EXERCICE BREF 1 – Recopiez à l'identique les entrées comprises entre la ligne contenant « x-tick-label: 3000 xyxy=(1195,172,1222,186) » et celle contenant « plot-area xyxy=(515,429,903,541) », ces deux lignes incluses.

TEXTE FOURNI –
---+---

Brésil: La plus grande économie d’Amérique latine fait preuve d’une résilience remarquable dans un contexte difficile
Grandes lignes
- Importante réserve de minerais de métaux et l’un des greniers alimentaires de la planète, le Brésil a de grandes opportunités à saisir dans le secteur des matières premières.
- La forte dépendance aux matières premières a entraîné un processus de désindustrialisation, des problèmes de déforestation et une vulnérabilité en cas de baisse des cours des matières premières.
- La banque centrale a remporté la bataille contre l’inflation à deux chiffres, mais d’autres défis pourraient se présenter car l’inflation restera probablement tenace.
- Les finances publiques sont le talon d’Achille du Brésil, et ce d’autant plus au regard de l’augmentation des catastrophes naturelles induites par le changement climatique.
- La notation du risque politique à moyen et long termes – relevée en 2022 – et la notation du risque politique à court terme ont une perspective stable.

---+---

DONNÉES À EXPLOITER –
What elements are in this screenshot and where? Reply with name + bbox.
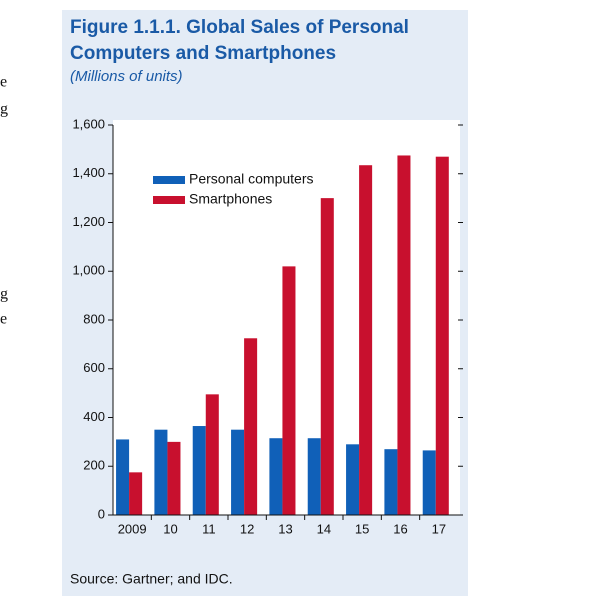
bar (422, 450, 436, 515)
legend-label: Personal computers (189, 171, 314, 187)
bar (154, 429, 168, 515)
y-tick-label: 200 (83, 458, 105, 473)
x-tick-label: 11 (202, 521, 216, 536)
x-tick-label: 14 (317, 521, 331, 536)
y-tick-label: 1,600 (72, 116, 105, 131)
bar (282, 266, 296, 515)
bar (359, 165, 373, 515)
y-tick-label: 0 (98, 506, 105, 521)
subtitle: (Millions of units) (70, 68, 183, 85)
bar (384, 449, 398, 515)
x-tick-label: 10 (163, 521, 177, 536)
bar (307, 438, 321, 515)
bar (167, 441, 181, 515)
legend-swatch (153, 176, 185, 184)
x-tick-label: 15 (355, 521, 369, 536)
margin-fragment: g (0, 101, 8, 118)
margin-fragment: e (0, 311, 7, 328)
source: Source: Gartner; and IDC. (70, 571, 233, 587)
bar (244, 338, 258, 515)
x-tick-label: 13 (278, 521, 292, 536)
y-tick-label: 800 (83, 311, 105, 326)
title-line: Figure 1.1.1. Global Sales of Personal (70, 17, 409, 38)
y-tick-label: 1,000 (72, 263, 105, 278)
x-tick-label: 17 (432, 521, 446, 536)
bar (231, 429, 245, 515)
y-tick-label: 1,200 (72, 214, 105, 229)
legend-swatch (153, 196, 185, 204)
bar (320, 198, 334, 515)
x-tick-label: 2009 (118, 521, 147, 536)
y-tick-label: 600 (83, 360, 105, 375)
bar (116, 439, 130, 515)
x-tick-label: 12 (240, 521, 254, 536)
y-tick-label: 400 (83, 409, 105, 424)
bar (205, 394, 219, 515)
title-line: Computers and Smartphones (70, 43, 336, 64)
bar (397, 155, 411, 515)
legend-label: Smartphones (189, 191, 272, 207)
bar (346, 444, 360, 515)
x-tick-label: 16 (393, 521, 407, 536)
bar (129, 472, 143, 515)
margin-fragment: e (0, 74, 7, 91)
bar (192, 426, 206, 515)
bar (269, 438, 283, 515)
margin-fragment: g (0, 286, 8, 303)
bar (435, 156, 449, 515)
y-tick-label: 1,400 (72, 165, 105, 180)
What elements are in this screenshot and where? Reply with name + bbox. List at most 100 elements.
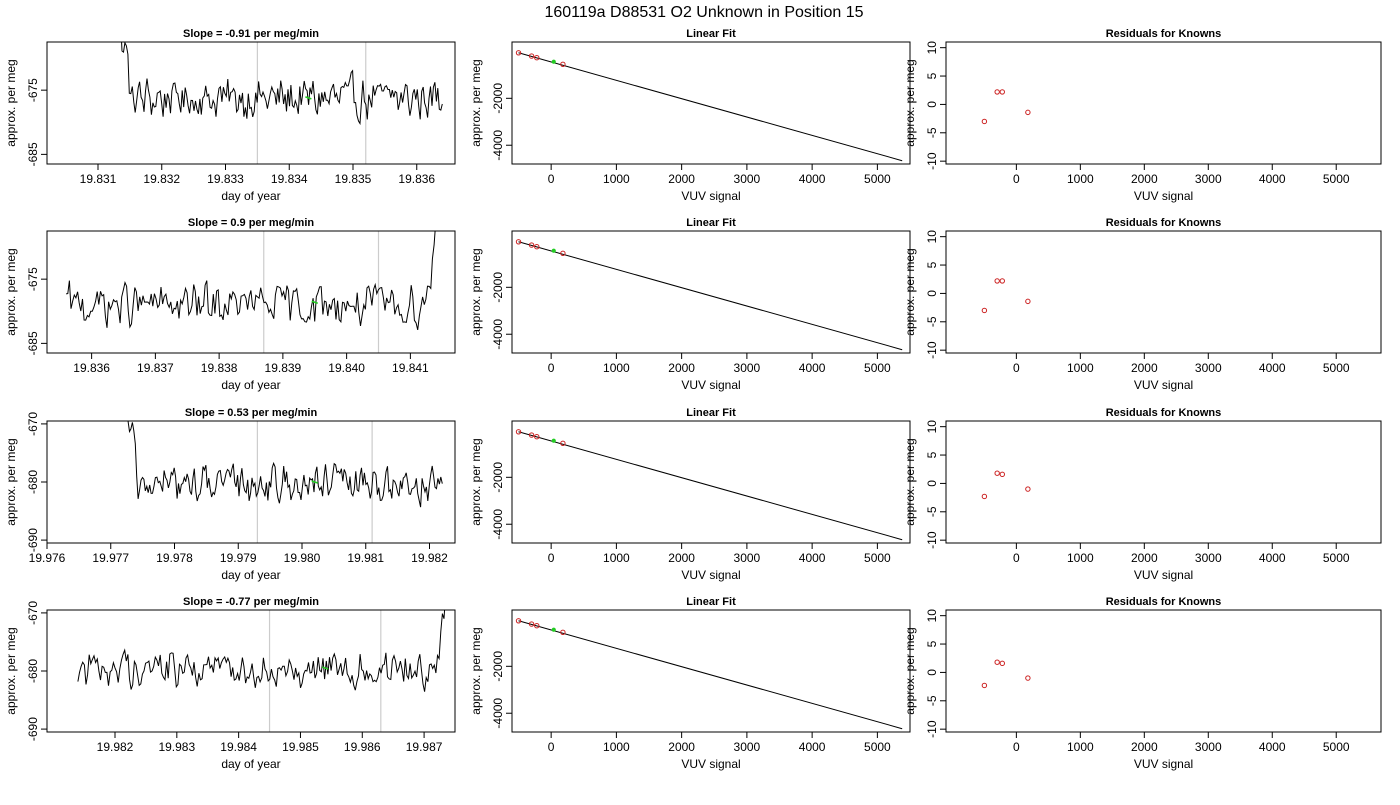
x-tick-label: 3000 xyxy=(1195,172,1222,186)
x-tick-label: 5000 xyxy=(1323,172,1350,186)
y-tick-label: -4000 xyxy=(491,319,505,350)
time-series-panel-row-3: Slope = 0.53 per meg/min 19.976 19.977 19.9… xyxy=(4,407,456,582)
y-tick-label: -10 xyxy=(925,720,939,738)
y-axis-label: approx. per meg xyxy=(469,59,483,146)
panel-title: Residuals for Knowns xyxy=(1106,28,1222,40)
x-axis-label: VUV signal xyxy=(681,189,740,203)
panel-title: Linear Fit xyxy=(686,217,736,229)
y-tick-label: -2000 xyxy=(491,83,505,114)
residual-point xyxy=(1025,298,1031,305)
plot-area xyxy=(981,278,1031,314)
plot-area xyxy=(515,429,903,541)
y-tick-label: -2000 xyxy=(491,651,505,682)
residual-point xyxy=(994,278,1000,284)
residual-point xyxy=(994,659,1000,665)
x-axis-label: day of year xyxy=(221,568,280,582)
y-tick-label: 10 xyxy=(925,41,939,55)
x-tick-label: 0 xyxy=(1013,551,1020,565)
x-axis-label: VUV signal xyxy=(1134,378,1193,392)
x-tick-label: 3000 xyxy=(1195,361,1222,375)
y-tick-label: 10 xyxy=(925,609,939,623)
x-tick-label: 3000 xyxy=(734,740,761,754)
x-tick-label: 4000 xyxy=(799,740,826,754)
x-tick-label: 19.982 xyxy=(97,740,134,754)
x-axis-label: VUV signal xyxy=(681,757,740,771)
linear-fit-panel-row-2: Linear Fit 0 1000 2000 3000 4000 5000 -2000 -400… xyxy=(469,217,911,392)
residual-point xyxy=(1025,109,1031,116)
panel-title: Slope = 0.53 per meg/min xyxy=(185,407,318,419)
time-series-panel-row-2: Slope = 0.9 per meg/min 19.836 19.837 19.83… xyxy=(4,217,456,392)
y-axis-label: approx. per meg xyxy=(903,627,917,714)
x-tick-label: 1000 xyxy=(1067,172,1094,186)
plot-frame xyxy=(46,230,456,354)
x-axis-label: day of year xyxy=(221,378,280,392)
x-tick-label: 1000 xyxy=(1067,361,1094,375)
y-tick-label: 0 xyxy=(925,290,939,297)
y-tick-label: 10 xyxy=(925,420,939,434)
data-trace xyxy=(77,610,446,692)
x-tick-label: 2000 xyxy=(1131,740,1158,754)
plot-frame xyxy=(945,230,1382,354)
plot-area xyxy=(77,610,446,732)
residual-point xyxy=(994,470,1000,476)
y-axis-label: approx. per meg xyxy=(4,248,18,335)
y-tick-label: -4000 xyxy=(491,698,505,729)
x-tick-label: 19.985 xyxy=(282,740,319,754)
residuals-panel-row-4: Residuals for Knowns 0 1000 2000 3000 4000 500… xyxy=(903,596,1382,771)
x-tick-label: 2000 xyxy=(668,740,695,754)
y-tick-label: -5 xyxy=(925,506,939,517)
x-tick-label: 5000 xyxy=(864,172,891,186)
x-tick-label: 4000 xyxy=(1259,551,1286,565)
panel-title: Linear Fit xyxy=(686,596,736,608)
known-point xyxy=(515,618,522,624)
y-tick-label: -670 xyxy=(26,412,40,436)
x-tick-label: 1000 xyxy=(1067,551,1094,565)
y-tick-label: -670 xyxy=(26,601,40,625)
residual-point xyxy=(1025,675,1031,681)
x-axis-label: VUV signal xyxy=(681,568,740,582)
unknown-segment xyxy=(311,300,318,304)
residual-point xyxy=(999,89,1005,95)
y-tick-label: -5 xyxy=(925,695,939,706)
residual-point xyxy=(999,471,1005,478)
fit-line xyxy=(518,431,903,541)
unknown-point xyxy=(551,627,556,632)
unknown-segment xyxy=(311,480,318,484)
known-point xyxy=(515,50,522,56)
known-point xyxy=(534,434,540,440)
residuals-panel-row-2: Residuals for Knowns 0 1000 2000 3000 4000 500… xyxy=(903,217,1382,392)
residual-point xyxy=(981,493,988,500)
x-tick-label: 19.981 xyxy=(347,551,384,565)
x-tick-label: 1000 xyxy=(603,740,630,754)
known-point xyxy=(560,61,566,67)
y-tick-label: -685 xyxy=(26,331,40,355)
x-tick-label: 3000 xyxy=(1195,551,1222,565)
x-tick-label: 19.983 xyxy=(158,740,195,754)
x-axis-label: VUV signal xyxy=(681,378,740,392)
x-tick-label: 19.838 xyxy=(201,361,238,375)
plot-area xyxy=(981,659,1031,689)
known-point xyxy=(528,242,535,248)
plot-area xyxy=(515,50,903,162)
x-tick-label: 2000 xyxy=(668,172,695,186)
plot-frame xyxy=(945,41,1382,165)
x-tick-label: 4000 xyxy=(799,361,826,375)
residuals-panel-row-3: Residuals for Knowns 0 1000 2000 3000 4000 500… xyxy=(903,407,1382,582)
x-axis-label: VUV signal xyxy=(1134,568,1193,582)
x-tick-label: 4000 xyxy=(1259,740,1286,754)
y-tick-label: -675 xyxy=(26,267,40,291)
time-series-panel-row-4: Slope = -0.77 per meg/min 19.982 19.983 19.… xyxy=(4,596,456,771)
x-tick-label: 0 xyxy=(548,740,555,754)
x-tick-label: 4000 xyxy=(1259,361,1286,375)
x-tick-label: 1000 xyxy=(603,551,630,565)
known-point xyxy=(560,250,566,256)
x-tick-label: 19.986 xyxy=(344,740,381,754)
x-tick-label: 19.841 xyxy=(392,361,429,375)
known-point xyxy=(534,55,540,61)
x-axis-label: VUV signal xyxy=(1134,757,1193,771)
known-point xyxy=(534,623,540,629)
x-tick-label: 0 xyxy=(548,172,555,186)
y-tick-label: 5 xyxy=(925,261,939,268)
x-tick-label: 19.833 xyxy=(207,172,244,186)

---+---

EXERCICE BREF 2 – Dans le texte sur l'économie brésilienne, reprenez le passage allant de « - La notation » à « une perspective stable. », inclus, en substituant « positive » à « stable ».

RÉPONSE DÉFINITIVE 1 –
x-tick-label: 3000 xyxy=(1195,172,1222,186)
x-tick-label: 5000 xyxy=(1323,172,1350,186)
y-tick-label: -4000 xyxy=(491,319,505,350)
time-series-panel-row-3: Slope = 0.53 per meg/min 19.976 19.977 19.9… xyxy=(4,407,456,582)
y-tick-label: -10 xyxy=(925,720,939,738)
y-axis-label: approx. per meg xyxy=(469,59,483,146)
panel-title: Residuals for Knowns xyxy=(1106,28,1222,40)
x-axis-label: VUV signal xyxy=(681,189,740,203)
panel-title: Linear Fit xyxy=(686,217,736,229)
y-tick-label: -2000 xyxy=(491,83,505,114)
residual-point xyxy=(1025,298,1031,305)
plot-area xyxy=(981,278,1031,314)
plot-area xyxy=(515,429,903,541)

RÉPONSE DÉFINITIVE 2 –
- La notation du risque politique à moyen et long termes – relevée en 2022 – et la notation du risque politique à court terme ont une perspective positive.